Image-based layout rows
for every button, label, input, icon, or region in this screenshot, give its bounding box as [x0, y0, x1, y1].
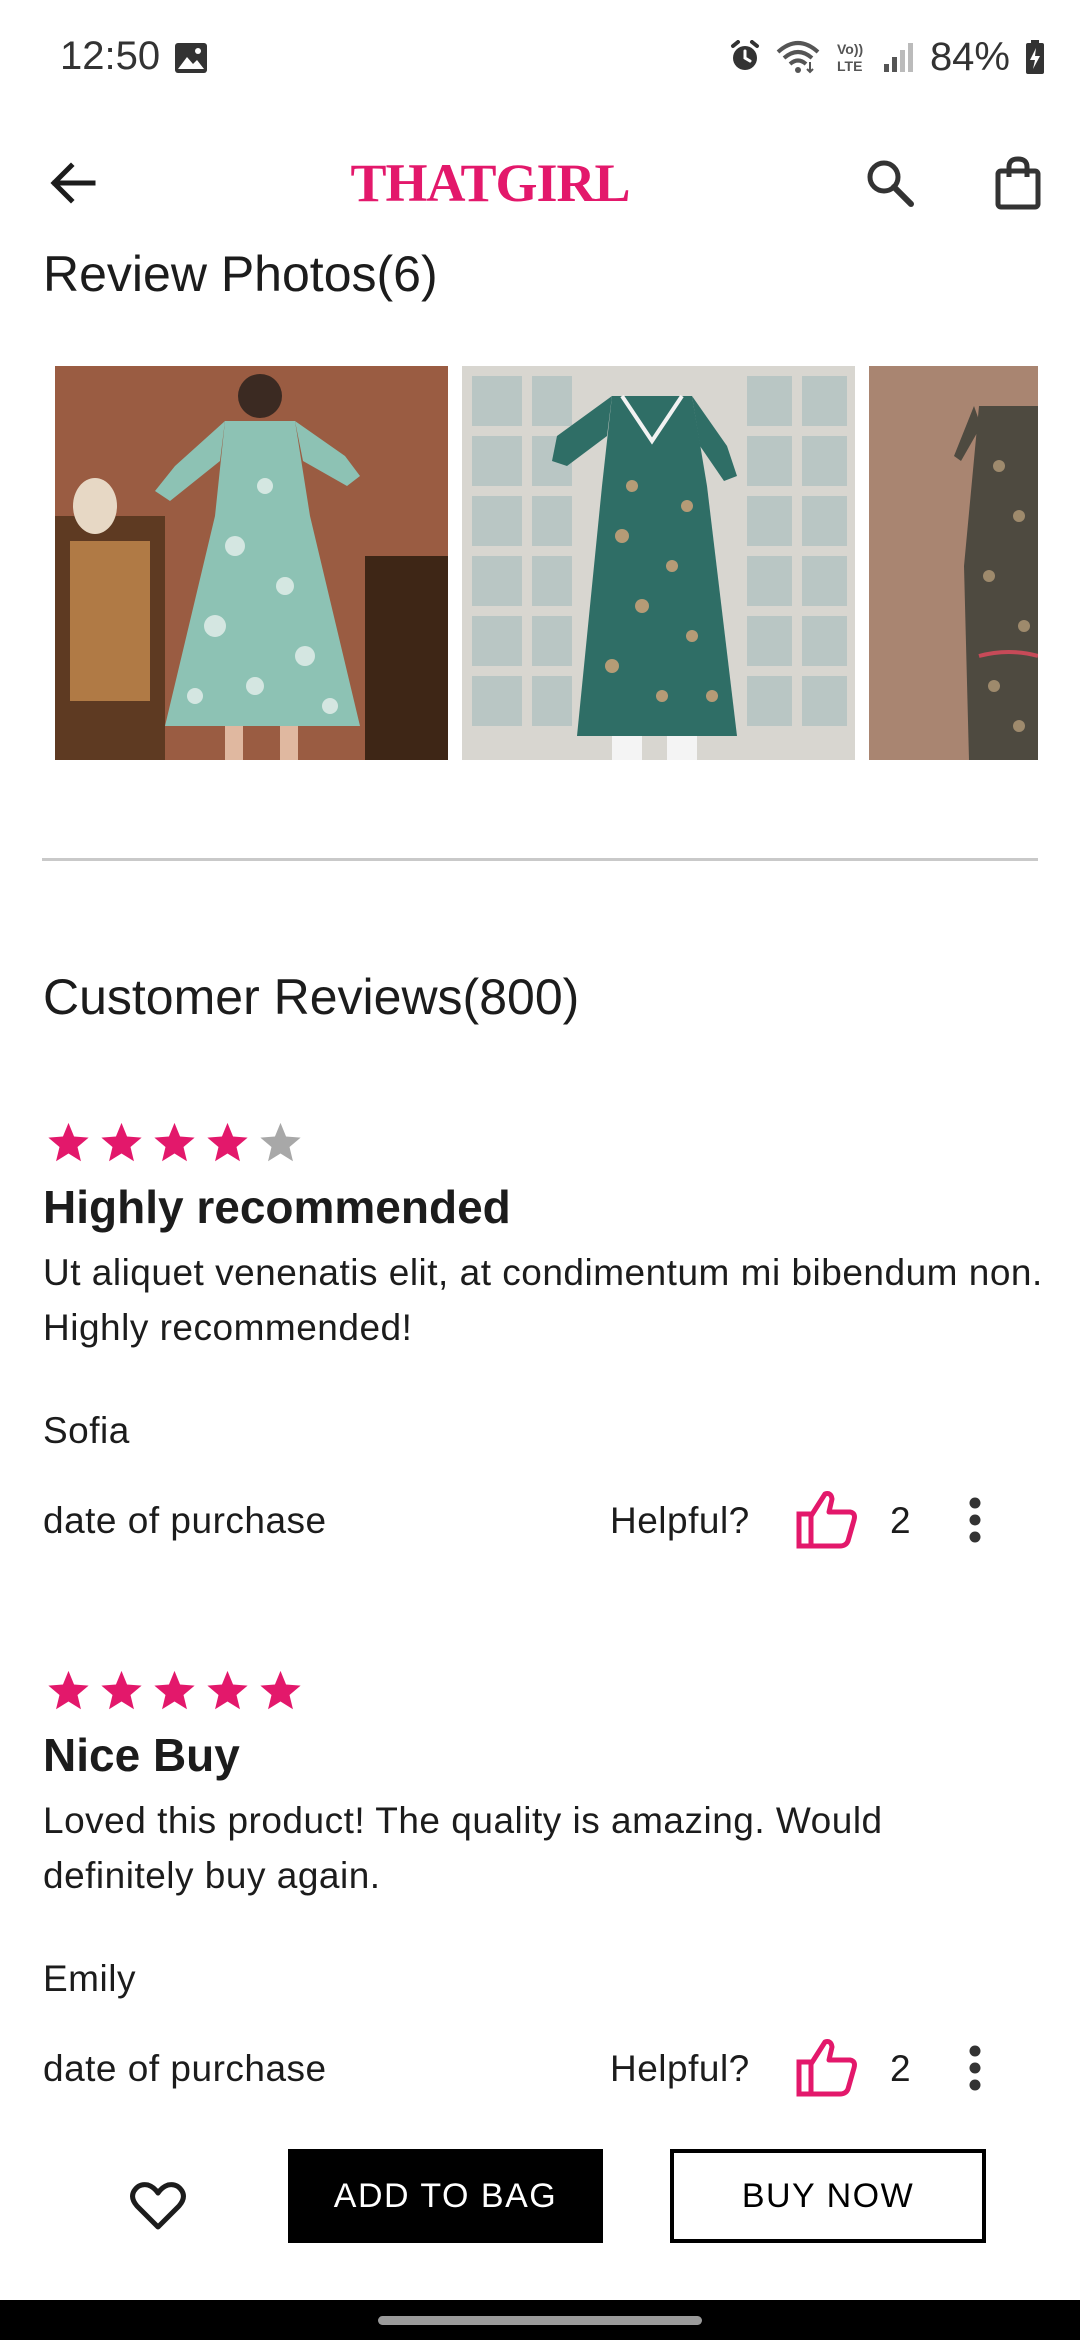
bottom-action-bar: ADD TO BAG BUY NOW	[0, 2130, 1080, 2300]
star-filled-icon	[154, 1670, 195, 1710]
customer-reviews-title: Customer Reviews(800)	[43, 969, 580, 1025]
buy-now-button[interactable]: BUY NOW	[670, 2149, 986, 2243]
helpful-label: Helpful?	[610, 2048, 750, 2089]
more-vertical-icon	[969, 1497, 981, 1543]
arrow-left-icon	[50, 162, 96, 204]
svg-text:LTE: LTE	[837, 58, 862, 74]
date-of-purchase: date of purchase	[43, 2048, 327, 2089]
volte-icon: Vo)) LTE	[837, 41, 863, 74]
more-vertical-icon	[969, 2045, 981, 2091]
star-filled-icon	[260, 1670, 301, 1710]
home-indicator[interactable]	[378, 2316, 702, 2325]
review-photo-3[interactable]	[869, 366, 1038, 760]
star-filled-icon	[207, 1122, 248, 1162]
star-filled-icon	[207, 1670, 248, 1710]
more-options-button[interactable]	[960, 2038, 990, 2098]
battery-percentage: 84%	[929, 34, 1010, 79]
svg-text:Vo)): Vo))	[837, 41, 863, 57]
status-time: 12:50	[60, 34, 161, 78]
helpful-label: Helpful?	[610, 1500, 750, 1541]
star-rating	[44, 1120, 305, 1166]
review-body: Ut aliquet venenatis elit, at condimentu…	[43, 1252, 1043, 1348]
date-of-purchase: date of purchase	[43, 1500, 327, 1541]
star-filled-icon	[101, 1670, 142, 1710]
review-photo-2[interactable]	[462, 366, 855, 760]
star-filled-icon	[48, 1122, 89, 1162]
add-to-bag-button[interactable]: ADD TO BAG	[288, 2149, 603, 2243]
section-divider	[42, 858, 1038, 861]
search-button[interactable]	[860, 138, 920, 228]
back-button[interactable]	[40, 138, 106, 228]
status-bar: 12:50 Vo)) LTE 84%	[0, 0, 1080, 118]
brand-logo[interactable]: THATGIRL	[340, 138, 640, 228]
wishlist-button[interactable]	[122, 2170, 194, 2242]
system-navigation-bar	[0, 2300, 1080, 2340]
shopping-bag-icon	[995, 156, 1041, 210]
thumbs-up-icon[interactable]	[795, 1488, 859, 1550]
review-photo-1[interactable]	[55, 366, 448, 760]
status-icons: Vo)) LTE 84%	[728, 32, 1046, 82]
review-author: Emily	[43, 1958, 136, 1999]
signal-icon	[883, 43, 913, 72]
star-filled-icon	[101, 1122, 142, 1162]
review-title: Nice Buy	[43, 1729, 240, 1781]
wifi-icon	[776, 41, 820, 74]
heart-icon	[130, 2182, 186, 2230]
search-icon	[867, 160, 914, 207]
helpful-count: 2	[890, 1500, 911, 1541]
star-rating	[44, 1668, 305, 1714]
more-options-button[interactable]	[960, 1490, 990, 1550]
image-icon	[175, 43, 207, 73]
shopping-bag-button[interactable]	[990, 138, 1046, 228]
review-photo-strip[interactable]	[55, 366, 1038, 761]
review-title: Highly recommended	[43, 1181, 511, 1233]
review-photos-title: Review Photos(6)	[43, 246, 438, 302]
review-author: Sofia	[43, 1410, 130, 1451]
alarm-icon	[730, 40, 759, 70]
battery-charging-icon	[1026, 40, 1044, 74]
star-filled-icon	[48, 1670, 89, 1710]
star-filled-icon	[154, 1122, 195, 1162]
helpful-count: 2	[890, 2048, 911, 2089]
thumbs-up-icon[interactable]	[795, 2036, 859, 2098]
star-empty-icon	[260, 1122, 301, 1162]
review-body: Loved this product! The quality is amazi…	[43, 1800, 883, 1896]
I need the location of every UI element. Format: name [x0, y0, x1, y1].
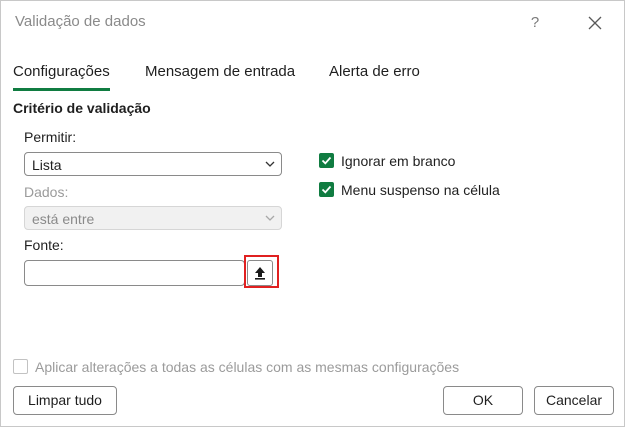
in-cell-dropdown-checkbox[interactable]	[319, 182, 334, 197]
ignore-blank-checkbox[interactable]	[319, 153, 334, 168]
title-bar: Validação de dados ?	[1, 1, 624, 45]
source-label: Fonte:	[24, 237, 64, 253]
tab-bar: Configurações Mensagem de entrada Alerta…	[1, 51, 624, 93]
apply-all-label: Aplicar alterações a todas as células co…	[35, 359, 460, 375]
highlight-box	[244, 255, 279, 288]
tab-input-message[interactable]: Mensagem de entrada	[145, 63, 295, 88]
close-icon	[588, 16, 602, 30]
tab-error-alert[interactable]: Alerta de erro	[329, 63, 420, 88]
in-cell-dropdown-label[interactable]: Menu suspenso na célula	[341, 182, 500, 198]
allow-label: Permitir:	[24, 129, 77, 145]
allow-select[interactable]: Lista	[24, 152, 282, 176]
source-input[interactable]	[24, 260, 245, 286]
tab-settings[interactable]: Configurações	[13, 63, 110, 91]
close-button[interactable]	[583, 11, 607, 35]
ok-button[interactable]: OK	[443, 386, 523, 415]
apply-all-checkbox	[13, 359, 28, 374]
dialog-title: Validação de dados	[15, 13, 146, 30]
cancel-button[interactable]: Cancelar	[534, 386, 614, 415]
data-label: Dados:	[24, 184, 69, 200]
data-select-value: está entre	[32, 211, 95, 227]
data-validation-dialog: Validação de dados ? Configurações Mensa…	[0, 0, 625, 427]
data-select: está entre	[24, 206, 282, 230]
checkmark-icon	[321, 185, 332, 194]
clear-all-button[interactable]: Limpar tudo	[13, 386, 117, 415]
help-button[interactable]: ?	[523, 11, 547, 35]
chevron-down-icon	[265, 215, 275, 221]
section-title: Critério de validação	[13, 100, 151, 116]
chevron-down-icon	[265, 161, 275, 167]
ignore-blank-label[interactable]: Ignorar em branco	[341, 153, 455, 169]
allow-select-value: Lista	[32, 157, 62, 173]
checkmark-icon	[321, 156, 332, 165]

# [Task goal]
Write out the rows in the stretch from the line containing "182, 334, 197]" through the line containing "206, 282, 230]". Swap each "checkbox" for "tickbox" and leave everything else unchanged.

# [Response]
in-cell-dropdown-tickbox[interactable]	[319, 182, 334, 197]
ignore-blank-tickbox[interactable]	[319, 153, 334, 168]
title-bar: Validação de dados ?	[1, 1, 624, 45]
source-label: Fonte:	[24, 237, 64, 253]
tab-bar: Configurações Mensagem de entrada Alerta…	[1, 51, 624, 93]
apply-all-label: Aplicar alterações a todas as células co…	[35, 359, 460, 375]
highlight-box	[244, 255, 279, 288]
tab-input-message[interactable]: Mensagem de entrada	[145, 63, 295, 88]
close-icon	[588, 16, 602, 30]
tab-error-alert[interactable]: Alerta de erro	[329, 63, 420, 88]
in-cell-dropdown-label[interactable]: Menu suspenso na célula	[341, 182, 500, 198]
allow-label: Permitir:	[24, 129, 77, 145]
allow-select[interactable]: Lista	[24, 152, 282, 176]
source-input[interactable]	[24, 260, 245, 286]
tab-settings[interactable]: Configurações	[13, 63, 110, 91]
close-button[interactable]	[583, 11, 607, 35]
ok-button[interactable]: OK	[443, 386, 523, 415]
apply-all-tickbox	[13, 359, 28, 374]
dialog-title: Validação de dados	[15, 13, 146, 30]
cancel-button[interactable]: Cancelar	[534, 386, 614, 415]
data-label: Dados:	[24, 184, 69, 200]
data-select-value: está entre	[32, 211, 95, 227]
data-validation-dialog: Validação de dados ? Configurações Mensa…	[0, 0, 625, 427]
data-select: está entre	[24, 206, 282, 230]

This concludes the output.